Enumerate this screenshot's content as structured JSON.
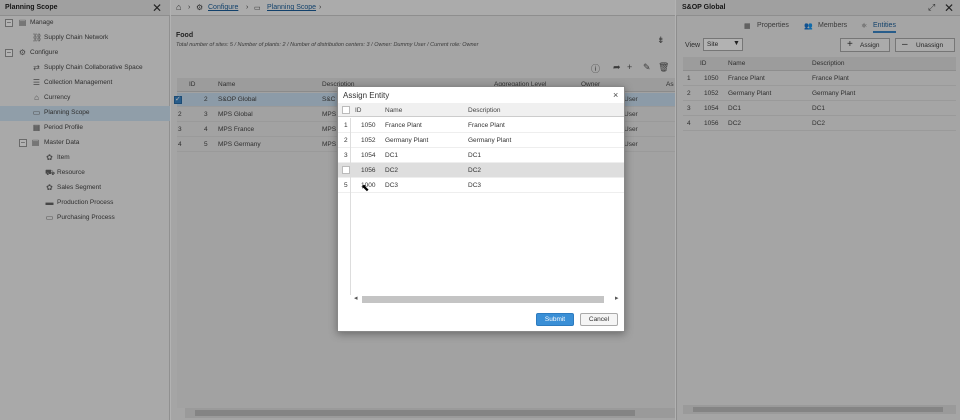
{
  "left_panel": {
    "title": "Planning Scope",
    "close_glyph": "✕",
    "items": [
      {
        "label": "Manage",
        "icon": "manage-icon",
        "toggle": "–"
      },
      {
        "label": "Supply Chain Network",
        "icon": "network-icon"
      },
      {
        "label": "Configure",
        "icon": "gear-icon",
        "toggle": "–"
      },
      {
        "label": "Supply Chain Collaborative Space",
        "icon": "collab-icon"
      },
      {
        "label": "Collection Management",
        "icon": "collection-icon"
      },
      {
        "label": "Currency",
        "icon": "currency-icon"
      },
      {
        "label": "Planning Scope",
        "icon": "scope-icon",
        "selected": true
      },
      {
        "label": "Period Profile",
        "icon": "period-icon"
      },
      {
        "label": "Master Data",
        "icon": "masterdata-icon",
        "toggle": "–"
      },
      {
        "label": "Item",
        "icon": "item-icon"
      },
      {
        "label": "Resource",
        "icon": "resource-icon"
      },
      {
        "label": "Sales Segment",
        "icon": "segment-icon"
      },
      {
        "label": "Production Process",
        "icon": "production-icon"
      },
      {
        "label": "Purchasing Process",
        "icon": "purchasing-icon"
      }
    ]
  },
  "breadcrumb": {
    "home_glyph": "⌂",
    "sep": "›",
    "configure": "Configure",
    "planning_scope": "Planning Scope"
  },
  "food": {
    "title": "Food",
    "subtitle": "Total number of sites: 5 / Number of plants: 2 / Number of distribution centers: 3 / Owner: Dummy User / Current role: Owner"
  },
  "grid": {
    "columns": {
      "id": "ID",
      "name": "Name",
      "description": "Description",
      "aggregation": "Aggregation Level",
      "owner": "Owner",
      "as": "As"
    },
    "rows": [
      {
        "num": "1",
        "id": "2",
        "name": "S&OP Global",
        "desc": "S&C",
        "owner": "User",
        "checked": true
      },
      {
        "num": "2",
        "id": "3",
        "name": "MPS Global",
        "desc": "MPS",
        "owner": "User"
      },
      {
        "num": "3",
        "id": "4",
        "name": "MPS France",
        "desc": "MPS",
        "owner": "User"
      },
      {
        "num": "4",
        "id": "5",
        "name": "MPS Germany",
        "desc": "MPS",
        "owner": "User"
      }
    ]
  },
  "right_panel": {
    "title": "S&OP Global",
    "tabs": {
      "properties": "Properties",
      "members": "Members",
      "entities": "Entities"
    },
    "view_label": "View",
    "view_value": "Site",
    "assign_label": "Assign",
    "unassign_label": "Unassign",
    "columns": {
      "id": "ID",
      "name": "Name",
      "description": "Description"
    },
    "rows": [
      {
        "num": "1",
        "id": "1050",
        "name": "France Plant",
        "desc": "France Plant"
      },
      {
        "num": "2",
        "id": "1052",
        "name": "Germany Plant",
        "desc": "Germany Plant"
      },
      {
        "num": "3",
        "id": "1054",
        "name": "DC1",
        "desc": "DC1"
      },
      {
        "num": "4",
        "id": "1056",
        "name": "DC2",
        "desc": "DC2"
      }
    ]
  },
  "modal": {
    "title": "Assign Entity",
    "close_glyph": "×",
    "columns": {
      "id": "ID",
      "name": "Name",
      "description": "Description"
    },
    "rows": [
      {
        "num": "1",
        "id": "1050",
        "name": "France Plant",
        "desc": "France Plant"
      },
      {
        "num": "2",
        "id": "1052",
        "name": "Germany Plant",
        "desc": "Germany Plant"
      },
      {
        "num": "3",
        "id": "1054",
        "name": "DC1",
        "desc": "DC1"
      },
      {
        "num": "4",
        "id": "1056",
        "name": "DC2",
        "desc": "DC2"
      },
      {
        "num": "5",
        "id": "1000",
        "name": "DC3",
        "desc": "DC3"
      }
    ],
    "submit_label": "Submit",
    "cancel_label": "Cancel"
  },
  "colors": {
    "accent": "#3a8fd6",
    "selected_row": "#c9dff1"
  }
}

■ Short problem
Transcribe every record above exactly, leaving out the pictures.

■ Finished exercise
Enumerate this screenshot's content as structured JSON.
{
  "left_panel": {
    "title": "Planning Scope",
    "close_glyph": "✕",
    "items": [
      {
        "label": "Manage",
        "icon": "manage-icon",
        "toggle": "–"
      },
      {
        "label": "Supply Chain Network",
        "icon": "network-icon"
      },
      {
        "label": "Configure",
        "icon": "gear-icon",
        "toggle": "–"
      },
      {
        "label": "Supply Chain Collaborative Space",
        "icon": "collab-icon"
      },
      {
        "label": "Collection Management",
        "icon": "collection-icon"
      },
      {
        "label": "Currency",
        "icon": "currency-icon"
      },
      {
        "label": "Planning Scope",
        "icon": "scope-icon",
        "selected": true
      },
      {
        "label": "Period Profile",
        "icon": "period-icon"
      },
      {
        "label": "Master Data",
        "icon": "masterdata-icon",
        "toggle": "–"
      },
      {
        "label": "Item",
        "icon": "item-icon"
      },
      {
        "label": "Resource",
        "icon": "resource-icon"
      },
      {
        "label": "Sales Segment",
        "icon": "segment-icon"
      },
      {
        "label": "Production Process",
        "icon": "production-icon"
      },
      {
        "label": "Purchasing Process",
        "icon": "purchasing-icon"
      }
    ]
  },
  "breadcrumb": {
    "home_glyph": "⌂",
    "sep": "›",
    "configure": "Configure",
    "planning_scope": "Planning Scope"
  },
  "food": {
    "title": "Food",
    "subtitle": "Total number of sites: 5 / Number of plants: 2 / Number of distribution centers: 3 / Owner: Dummy User / Current role: Owner"
  },
  "grid": {
    "columns": {
      "id": "ID",
      "name": "Name",
      "description": "Description",
      "aggregation": "Aggregation Level",
      "owner": "Owner",
      "as": "As"
    },
    "rows": [
      {
        "num": "1",
        "id": "2",
        "name": "S&OP Global",
        "desc": "S&C",
        "owner": "User",
        "checked": true
      },
      {
        "num": "2",
        "id": "3",
        "name": "MPS Global",
        "desc": "MPS",
        "owner": "User"
      },
      {
        "num": "3",
        "id": "4",
        "name": "MPS France",
        "desc": "MPS",
        "owner": "User"
      },
      {
        "num": "4",
        "id": "5",
        "name": "MPS Germany",
        "desc": "MPS",
        "owner": "User"
      }
    ]
  },
  "right_panel": {
    "title": "S&OP Global",
    "tabs": {
      "properties": "Properties",
      "members": "Members",
      "entities": "Entities"
    },
    "view_label": "View",
    "view_value": "Site",
    "assign_label": "Assign",
    "unassign_label": "Unassign",
    "columns": {
      "id": "ID",
      "name": "Name",
      "description": "Description"
    },
    "rows": [
      {
        "num": "1",
        "id": "1050",
        "name": "France Plant",
        "desc": "France Plant"
      },
      {
        "num": "2",
        "id": "1052",
        "name": "Germany Plant",
        "desc": "Germany Plant"
      },
      {
        "num": "3",
        "id": "1054",
        "name": "DC1",
        "desc": "DC1"
      },
      {
        "num": "4",
        "id": "1056",
        "name": "DC2",
        "desc": "DC2"
      }
    ]
  },
  "modal": {
    "title": "Assign Entity",
    "close_glyph": "×",
    "columns": {
      "id": "ID",
      "name": "Name",
      "description": "Description"
    },
    "rows": [
      {
        "num": "1",
        "id": "1050",
        "name": "France Plant",
        "desc": "France Plant"
      },
      {
        "num": "2",
        "id": "1052",
        "name": "Germany Plant",
        "desc": "Germany Plant"
      },
      {
        "num": "3",
        "id": "1054",
        "name": "DC1",
        "desc": "DC1"
      },
      {
        "num": "4",
        "id": "1056",
        "name": "DC2",
        "desc": "DC2"
      },
      {
        "num": "5",
        "id": "1000",
        "name": "DC3",
        "desc": "DC3"
      }
    ],
    "submit_label": "Submit",
    "cancel_label": "Cancel"
  },
  "colors": {
    "accent": "#3a8fd6",
    "selected_row": "#c9dff1"
  }
}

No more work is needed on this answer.